§ **DATA SUPPLIED**:

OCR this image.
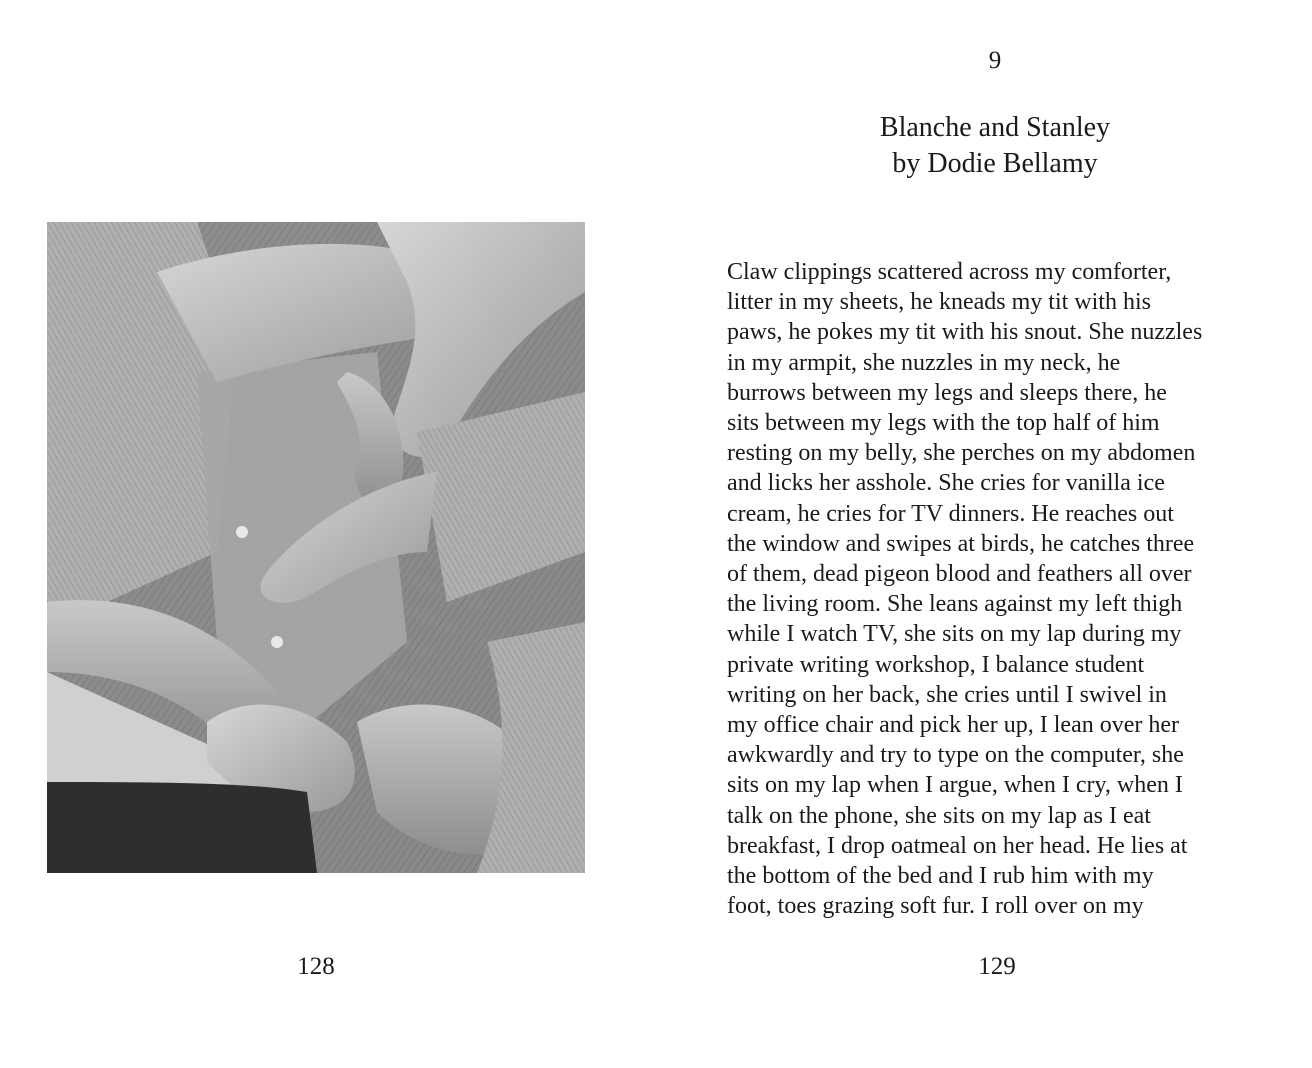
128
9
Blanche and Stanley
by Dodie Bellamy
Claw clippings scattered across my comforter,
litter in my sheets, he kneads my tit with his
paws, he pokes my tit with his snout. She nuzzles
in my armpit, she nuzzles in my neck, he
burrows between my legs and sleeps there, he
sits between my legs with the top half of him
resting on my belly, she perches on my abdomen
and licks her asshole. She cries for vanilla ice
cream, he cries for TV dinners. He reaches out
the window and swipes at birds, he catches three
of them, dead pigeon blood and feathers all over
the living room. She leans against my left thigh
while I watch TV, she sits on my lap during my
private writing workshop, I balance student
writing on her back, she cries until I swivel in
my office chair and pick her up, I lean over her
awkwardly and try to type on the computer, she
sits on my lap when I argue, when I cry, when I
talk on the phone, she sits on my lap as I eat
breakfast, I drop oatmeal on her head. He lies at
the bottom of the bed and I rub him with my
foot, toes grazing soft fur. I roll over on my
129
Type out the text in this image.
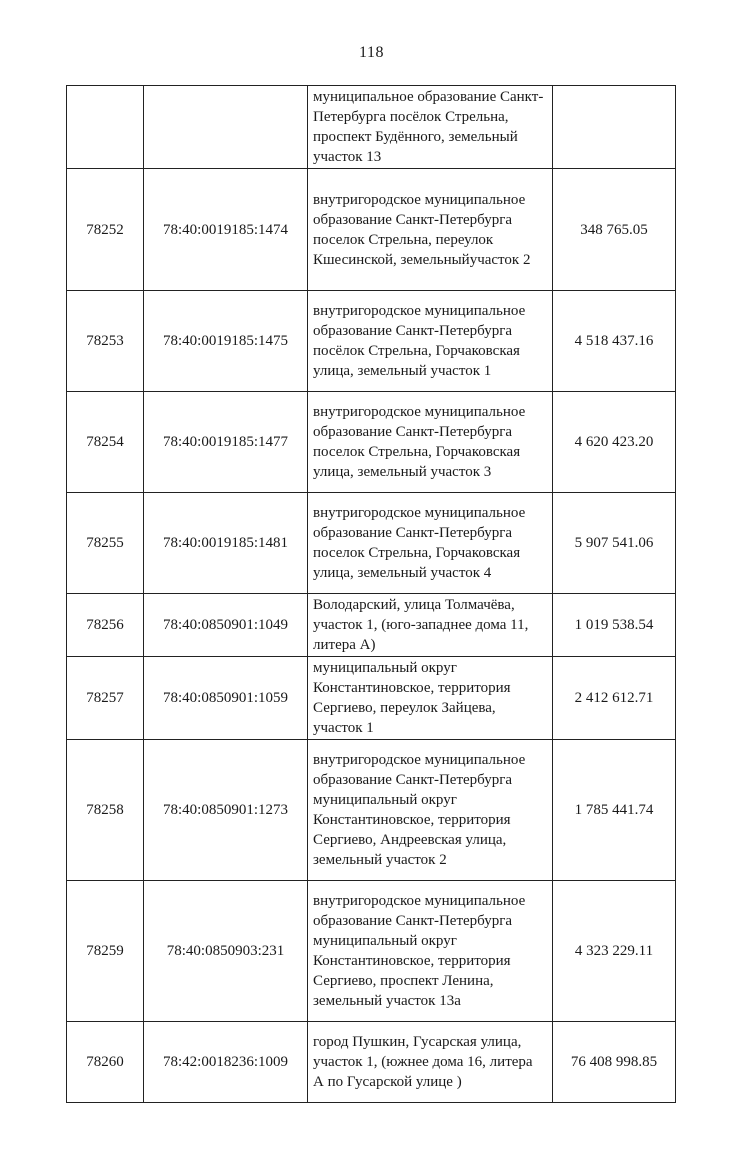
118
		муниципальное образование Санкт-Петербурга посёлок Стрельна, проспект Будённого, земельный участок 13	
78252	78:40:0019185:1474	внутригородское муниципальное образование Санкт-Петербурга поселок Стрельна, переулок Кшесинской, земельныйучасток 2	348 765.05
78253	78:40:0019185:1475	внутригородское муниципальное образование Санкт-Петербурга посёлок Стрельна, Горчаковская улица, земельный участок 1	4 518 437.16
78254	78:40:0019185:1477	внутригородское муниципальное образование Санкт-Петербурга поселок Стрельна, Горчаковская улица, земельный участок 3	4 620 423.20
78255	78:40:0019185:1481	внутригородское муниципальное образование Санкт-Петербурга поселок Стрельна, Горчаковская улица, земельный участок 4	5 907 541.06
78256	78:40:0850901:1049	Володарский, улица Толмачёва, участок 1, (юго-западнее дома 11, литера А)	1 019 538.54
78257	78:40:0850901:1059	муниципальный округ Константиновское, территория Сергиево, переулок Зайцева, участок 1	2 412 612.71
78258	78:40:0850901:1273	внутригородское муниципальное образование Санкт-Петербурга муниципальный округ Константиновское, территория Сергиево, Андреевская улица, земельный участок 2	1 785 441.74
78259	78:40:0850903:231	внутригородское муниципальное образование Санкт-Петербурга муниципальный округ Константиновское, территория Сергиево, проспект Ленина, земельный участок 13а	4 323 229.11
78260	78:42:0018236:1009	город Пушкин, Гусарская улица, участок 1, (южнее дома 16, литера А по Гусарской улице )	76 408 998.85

§ **TASK INSTRUCTIONS**:
Can the entries above be repeated exactly, without their pictures?

§ **THE OUTPUT**:
OCR this image.
128
9
Blanche and Stanley
by Dodie Bellamy
Claw clippings scattered across my comforter,
litter in my sheets, he kneads my tit with his
paws, he pokes my tit with his snout. She nuzzles
in my armpit, she nuzzles in my neck, he
burrows between my legs and sleeps there, he
sits between my legs with the top half of him
resting on my belly, she perches on my abdomen
and licks her asshole. She cries for vanilla ice
cream, he cries for TV dinners. He reaches out
the window and swipes at birds, he catches three
of them, dead pigeon blood and feathers all over
the living room. She leans against my left thigh
while I watch TV, she sits on my lap during my
private writing workshop, I balance student
writing on her back, she cries until I swivel in
my office chair and pick her up, I lean over her
awkwardly and try to type on the computer, she
sits on my lap when I argue, when I cry, when I
talk on the phone, she sits on my lap as I eat
breakfast, I drop oatmeal on her head. He lies at
the bottom of the bed and I rub him with my
foot, toes grazing soft fur. I roll over on my
129
Type out the text in this image.
118
		муниципальное образование Санкт-Петербурга посёлок Стрельна, проспект Будённого, земельный участок 13	
78252	78:40:0019185:1474	внутригородское муниципальное образование Санкт-Петербурга поселок Стрельна, переулок Кшесинской, земельныйучасток 2	348 765.05
78253	78:40:0019185:1475	внутригородское муниципальное образование Санкт-Петербурга посёлок Стрельна, Горчаковская улица, земельный участок 1	4 518 437.16
78254	78:40:0019185:1477	внутригородское муниципальное образование Санкт-Петербурга поселок Стрельна, Горчаковская улица, земельный участок 3	4 620 423.20
78255	78:40:0019185:1481	внутригородское муниципальное образование Санкт-Петербурга поселок Стрельна, Горчаковская улица, земельный участок 4	5 907 541.06
78256	78:40:0850901:1049	Володарский, улица Толмачёва, участок 1, (юго-западнее дома 11, литера А)	1 019 538.54
78257	78:40:0850901:1059	муниципальный округ Константиновское, территория Сергиево, переулок Зайцева, участок 1	2 412 612.71
78258	78:40:0850901:1273	внутригородское муниципальное образование Санкт-Петербурга муниципальный округ Константиновское, территория Сергиево, Андреевская улица, земельный участок 2	1 785 441.74
78259	78:40:0850903:231	внутригородское муниципальное образование Санкт-Петербурга муниципальный округ Константиновское, территория Сергиево, проспект Ленина, земельный участок 13а	4 323 229.11
78260	78:42:0018236:1009	город Пушкин, Гусарская улица, участок 1, (южнее дома 16, литера А по Гусарской улице )	76 408 998.85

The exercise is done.